> _The exercise_
Return every line in the entries below that contains the string "network". Case counts.

> _Record list_
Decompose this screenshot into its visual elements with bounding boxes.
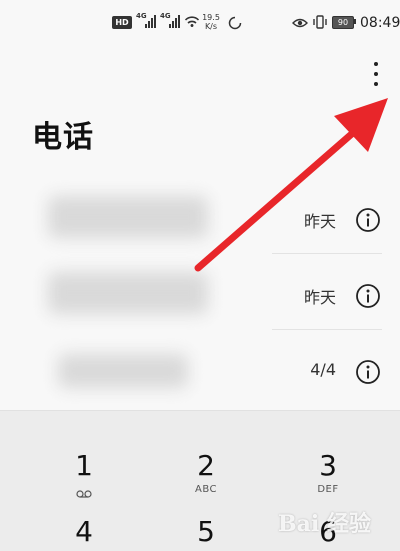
- dial-key-5[interactable]: 5: [146, 477, 266, 548]
- more-dot-icon: [374, 82, 378, 86]
- contact-name-blurred: [48, 272, 208, 314]
- call-details-button[interactable]: [354, 282, 382, 310]
- eye-comfort-icon: [292, 15, 308, 34]
- vibrate-icon: [312, 14, 328, 34]
- call-details-button[interactable]: [354, 358, 382, 386]
- dial-digit: 5: [197, 515, 215, 548]
- network-speed-unit: K/s: [204, 22, 218, 31]
- wifi-hotspot-icon: [184, 14, 200, 34]
- info-icon: [356, 360, 380, 384]
- info-icon: [356, 284, 380, 308]
- clock-time: 08:49: [360, 15, 400, 31]
- more-dot-icon: [374, 72, 378, 76]
- network-speed-value: 19.5: [202, 13, 220, 22]
- row-divider: [272, 329, 382, 330]
- call-date: 昨天: [303, 212, 336, 231]
- battery-icon: 90: [332, 16, 354, 29]
- call-details-button[interactable]: [354, 206, 382, 234]
- dial-key-4[interactable]: 4: [24, 477, 144, 548]
- call-log-item[interactable]: 昨天: [0, 180, 400, 254]
- hd-label: HD: [115, 18, 129, 27]
- contact-name-blurred: [58, 354, 188, 388]
- call-date: 4/4: [310, 360, 336, 379]
- dial-digit: 4: [75, 515, 93, 548]
- hd-voice-icon: HD: [112, 16, 132, 29]
- more-dot-icon: [374, 62, 378, 66]
- dial-key-2[interactable]: 2 ABC: [146, 411, 266, 495]
- call-log-item[interactable]: 4/4: [0, 332, 400, 406]
- sync-icon: [228, 15, 242, 34]
- battery-tip: [354, 19, 356, 24]
- phone-app-screen: HD 4G 4G 19.5 K/s 90 08:49 电话 昨天 昨天 4/4 …: [0, 0, 400, 551]
- info-icon: [356, 208, 380, 232]
- call-date: 昨天: [303, 288, 336, 307]
- page-title: 电话: [32, 120, 94, 155]
- dial-key-1[interactable]: 1: [24, 411, 144, 498]
- network-speed: 19.5 K/s: [200, 13, 222, 31]
- row-divider: [272, 253, 382, 254]
- battery-level: 90: [337, 18, 349, 27]
- baidu-jingyan-watermark: Bai 经验: [278, 511, 371, 537]
- status-bar: HD 4G 4G 19.5 K/s 90 08:49: [0, 0, 400, 46]
- contact-name-blurred: [48, 196, 208, 238]
- dial-key-3[interactable]: 3 DEF: [268, 411, 388, 495]
- call-log-list: 昨天 昨天 4/4: [0, 180, 400, 410]
- more-options-button[interactable]: [360, 56, 392, 92]
- call-log-item[interactable]: 昨天: [0, 256, 400, 330]
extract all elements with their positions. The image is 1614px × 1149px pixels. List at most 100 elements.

> _Correct output_
- network-speed-unit: K/s: [204, 22, 218, 31]
- network-speed-value: 19.5: [202, 13, 220, 22]
- network-speed: 19.5 K/s: [200, 13, 222, 31]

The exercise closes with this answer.